-- START EXTRACTED MATERIAL --

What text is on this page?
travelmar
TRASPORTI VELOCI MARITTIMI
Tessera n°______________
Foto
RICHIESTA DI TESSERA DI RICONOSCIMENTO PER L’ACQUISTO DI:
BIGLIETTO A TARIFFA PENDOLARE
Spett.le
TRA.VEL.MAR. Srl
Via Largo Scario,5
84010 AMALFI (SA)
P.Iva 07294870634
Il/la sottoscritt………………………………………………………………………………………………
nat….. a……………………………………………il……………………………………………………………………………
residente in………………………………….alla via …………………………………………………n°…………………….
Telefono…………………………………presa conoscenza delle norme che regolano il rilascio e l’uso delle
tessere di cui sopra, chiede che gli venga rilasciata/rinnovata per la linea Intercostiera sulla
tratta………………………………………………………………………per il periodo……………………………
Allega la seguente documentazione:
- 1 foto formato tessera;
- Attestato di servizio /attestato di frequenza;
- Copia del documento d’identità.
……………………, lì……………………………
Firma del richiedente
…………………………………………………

-- END EXTRACTED MATERIAL --

> **WORK TO COMPLETE**:
Write all of the records out again exactly.

> **SOLUTION FOR THIS EXERCISE**:
What text is on this page?
travelmar
TRASPORTI VELOCI MARITTIMI
Tessera n°______________
Foto
RICHIESTA DI TESSERA DI RICONOSCIMENTO PER L’ACQUISTO DI:
BIGLIETTO A TARIFFA PENDOLARE
Spett.le
TRA.VEL.MAR. Srl
Via Largo Scario,5
84010 AMALFI (SA)
P.Iva 07294870634
Il/la sottoscritt………………………………………………………………………………………………
nat….. a……………………………………………il……………………………………………………………………………
residente in………………………………….alla via …………………………………………………n°…………………….
Telefono…………………………………presa conoscenza delle norme che regolano il rilascio e l’uso delle
tessere di cui sopra, chiede che gli venga rilasciata/rinnovata per la linea Intercostiera sulla
tratta………………………………………………………………………per il periodo……………………………
Allega la seguente documentazione:
- 1 foto formato tessera;
- Attestato di servizio /attestato di frequenza;
- Copia del documento d’identità.
……………………, lì……………………………
Firma del richiedente
…………………………………………………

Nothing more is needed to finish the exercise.